# Task description
From the listing below, pull out all lines with "aplōꝝ" in them.

# Extracted material
○ ○ ○ ○ ○ ○ ○

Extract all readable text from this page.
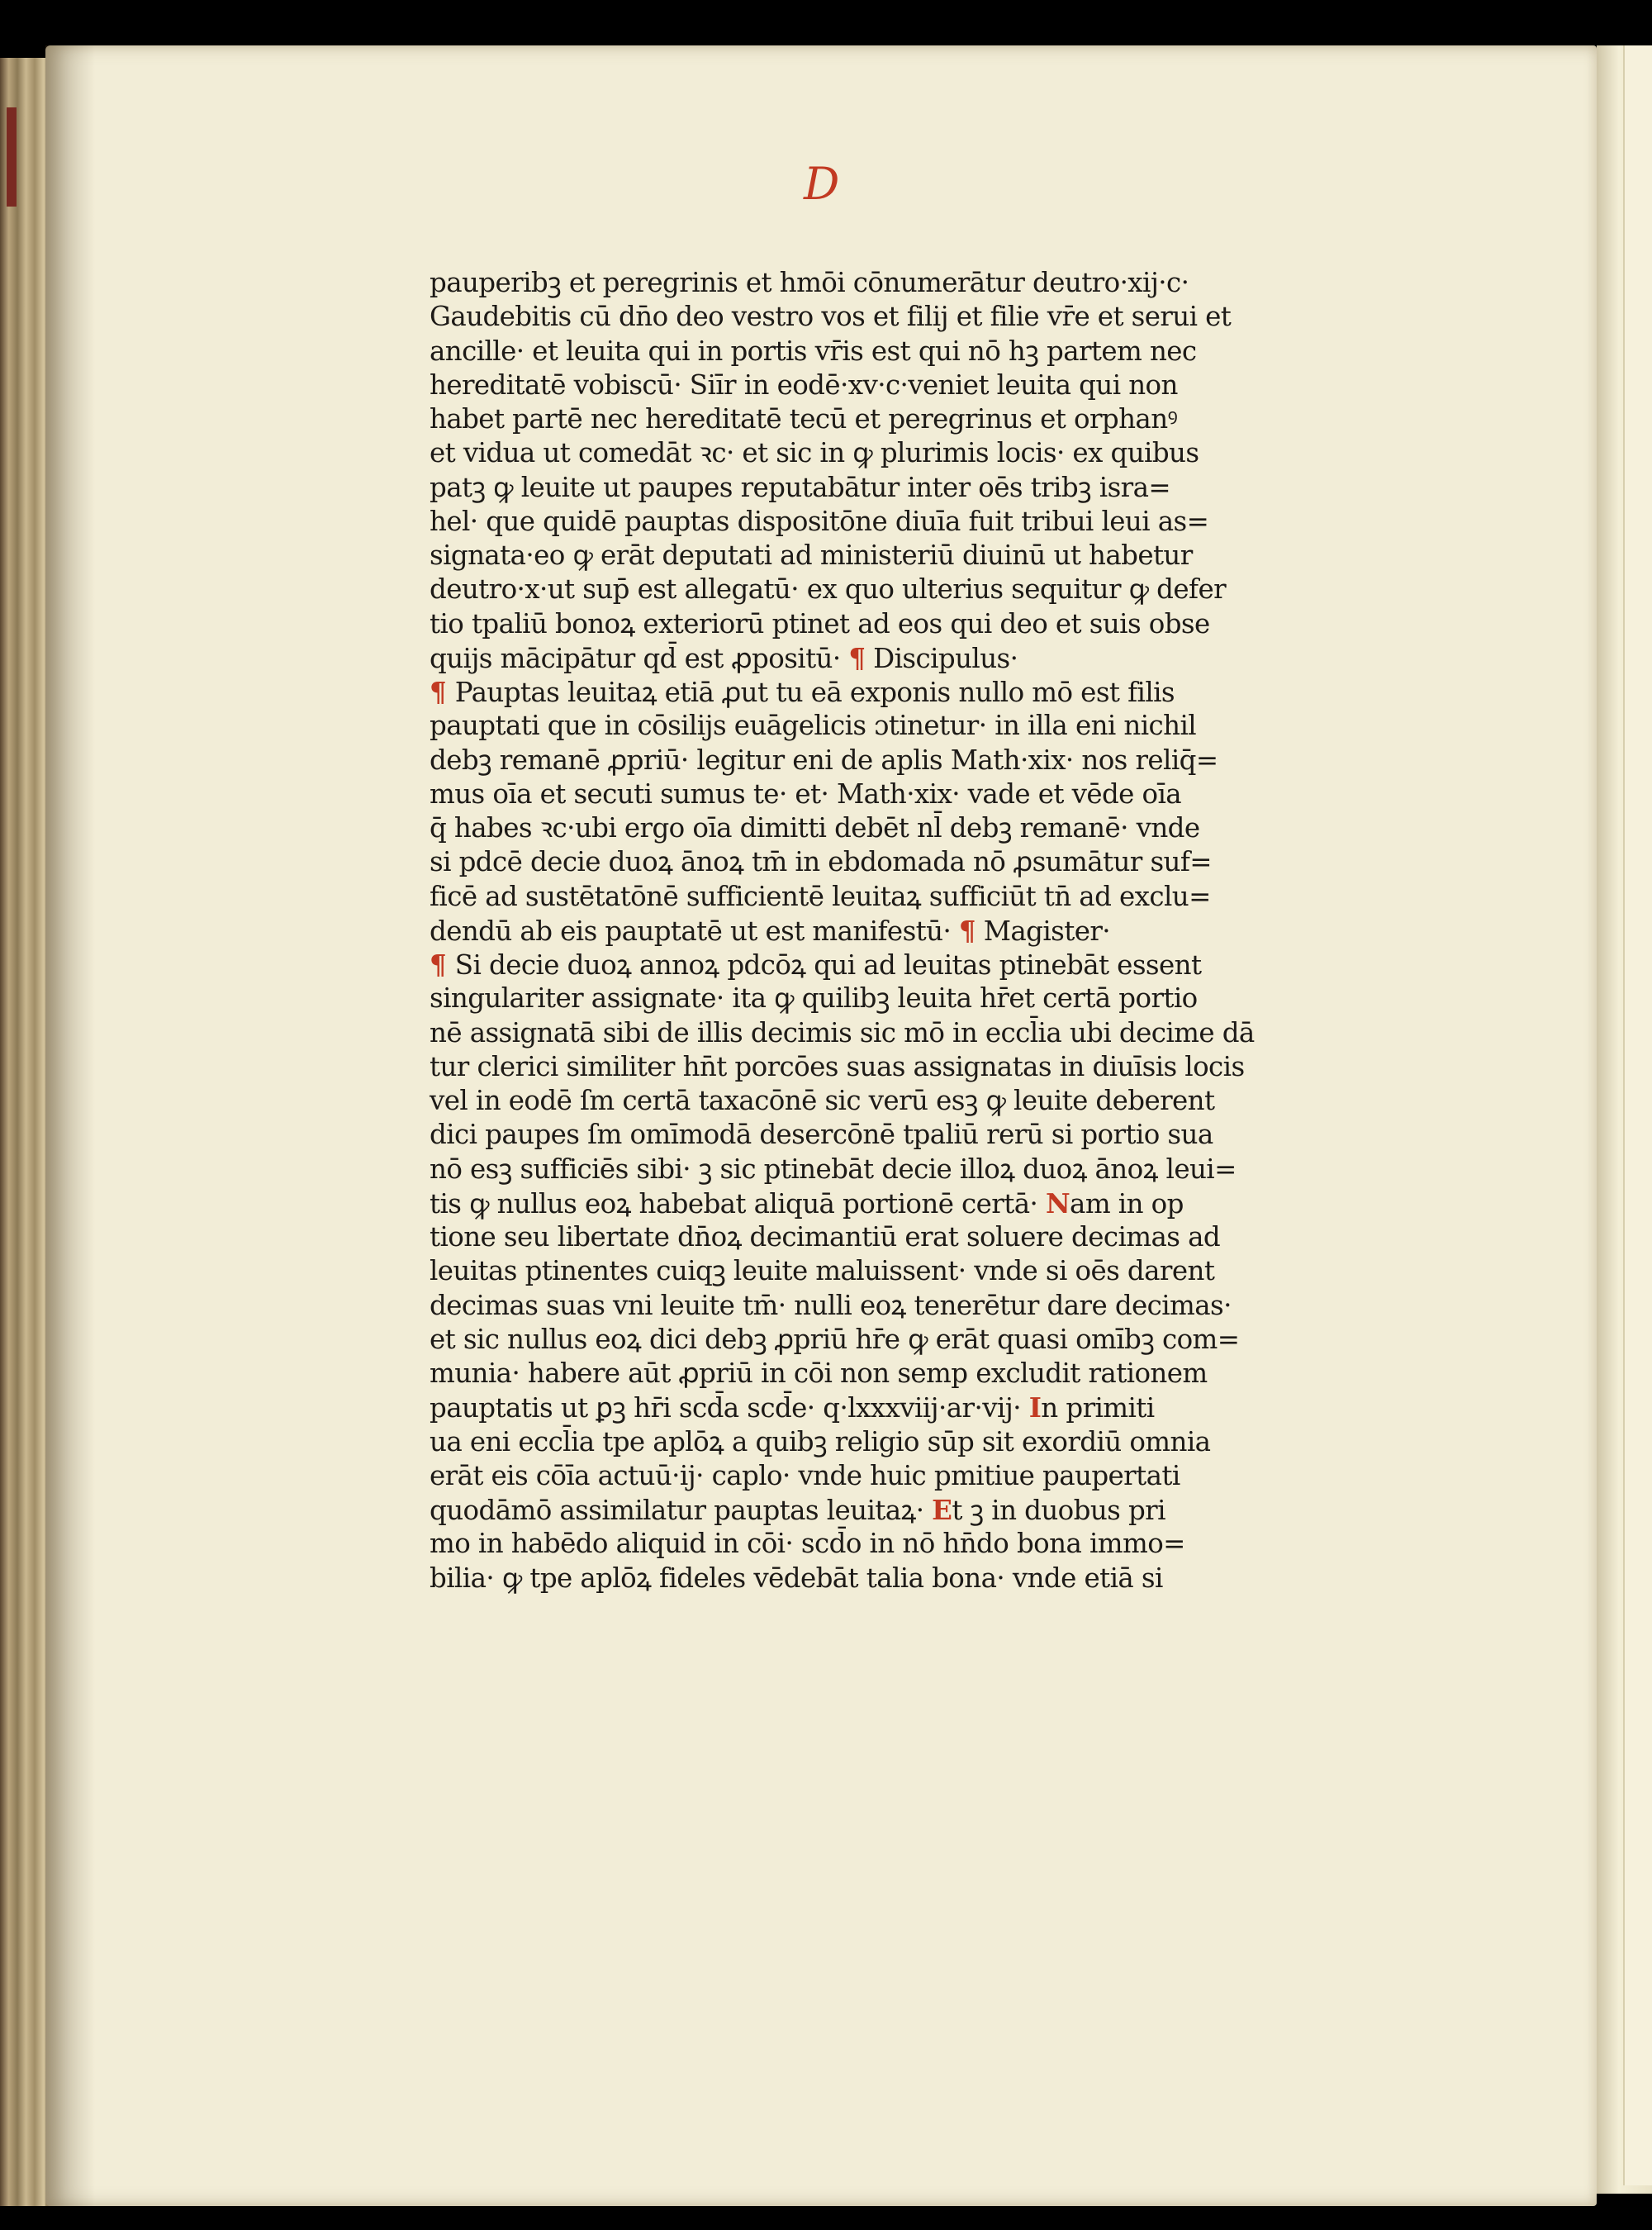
D
pauperibꝫ et peregrinis et hmōi cōnumerātur deutro·xij·c·
Gaudebitis cū dn̄o deo vestro vos et filij et filie vr̄e et serui et
ancille· et leuita qui in portis vr̄is est qui nō hꝫ partem nec
hereditatē vobiscū· Siīr in eodē·xv·c·veniet leuita qui non
habet partē nec hereditatē tecū et peregrinus et orphanꝰ
et vidua ut comedāt ꝛc· et sic in ꝙ plurimis locis· ex quibus
patꝫ ꝙ leuite ut paupes reputabātur inter oēs tribꝫ isra=
hel· que quidē pauptas dispositōne diuīa fuit tribui leui as=
signata·eo ꝙ erāt deputati ad ministeriū diuinū ut habetur
deutro·x·ut sup̄ est allegatū· ex quo ulterius sequitur ꝙ defer
tio tpaliū bonoꝝ exteriorū ptinet ad eos qui deo et suis obse
quijs mācipātur qd̄ est ꝓpositū· ¶ Discipulus·
¶ Pauptas leuitaꝝ etiā ꝓut tu eā exponis nullo mō est filis
pauptati que in cōsilijs euāgelicis ɔtinetur· in illa eni nichil
debꝫ remanē ꝓpriū· legitur eni de aplis Math·xix· nos reliq̄=
mus oīa et secuti sumus te· et· Math·xix· vade et vēde oīa
q̄ habes ꝛc·ubi ergo oīa dimitti debēt nl̄ debꝫ remanē· vnde
si pdcē decie duoꝝ ānoꝝ tm̄ in ebdomada nō ꝓsumātur suf=
ficē ad sustētatōnē sufficientē leuitaꝝ sufficiūt tn̄ ad exclu=
dendū ab eis pauptatē ut est manifestū· ¶ Magister·
¶ Si decie duoꝝ annoꝝ pdcōꝝ qui ad leuitas ptinebāt essent
singulariter assignate· ita ꝙ quilibꝫ leuita hr̄et certā portio
nē assignatā sibi de illis decimis sic mō in eccl̄ia ubi decime dā
tur clerici similiter hn̄t porcōes suas assignatas in diuīsis locis
vel in eodē ſm certā taxacōnē sic verū esꝫ ꝙ leuite deberent
dici paupes ſm omīmodā desercōnē tpaliū rerū si portio sua
nō esꝫ sufficiēs sibi· ꝫ sic ptinebāt decie illoꝝ duoꝝ ānoꝝ leui=
tis ꝙ nullus eoꝝ habebat aliquā portionē certā· Nam in op
tione seu libertate dn̄oꝝ decimantiū erat soluere decimas ad
leuitas ptinentes cuiqꝫ leuite maluissent· vnde si oēs darent
decimas suas vni leuite tm̄· nulli eoꝝ tenerētur dare decimas·
et sic nullus eoꝝ dici debꝫ ꝓpriū hr̄e ꝙ erāt quasi omībꝫ com=
munia· habere aūt ꝓpriū in cōi non semp excludit rationem
pauptatis ut ꝑꝫ hr̄i scd̄a scd̄e· q·lxxxviij·ar·vij· In primiti
ua eni eccl̄ia tpe aplōꝝ a quibꝫ religio sūp sit exordiū omnia
erāt eis cōīa actuū·ij· caplo· vnde huic pmitiue paupertati
quodāmō assimilatur pauptas leuitaꝝ· Et ꝫ in duobus pri
mo in habēdo aliquid in cōi· scd̄o in nō hn̄do bona immo=
bilia· ꝙ tpe aplōꝝ fideles vēdebāt talia bona· vnde etiā si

○ ○ ○ ○ ○ ○ ○

# Written response
ua eni eccl̄ia tpe aplōꝝ a quibꝫ religio sūp sit exordiū omnia
bilia· ꝙ tpe aplōꝝ fideles vēdebāt talia bona· vnde etiā si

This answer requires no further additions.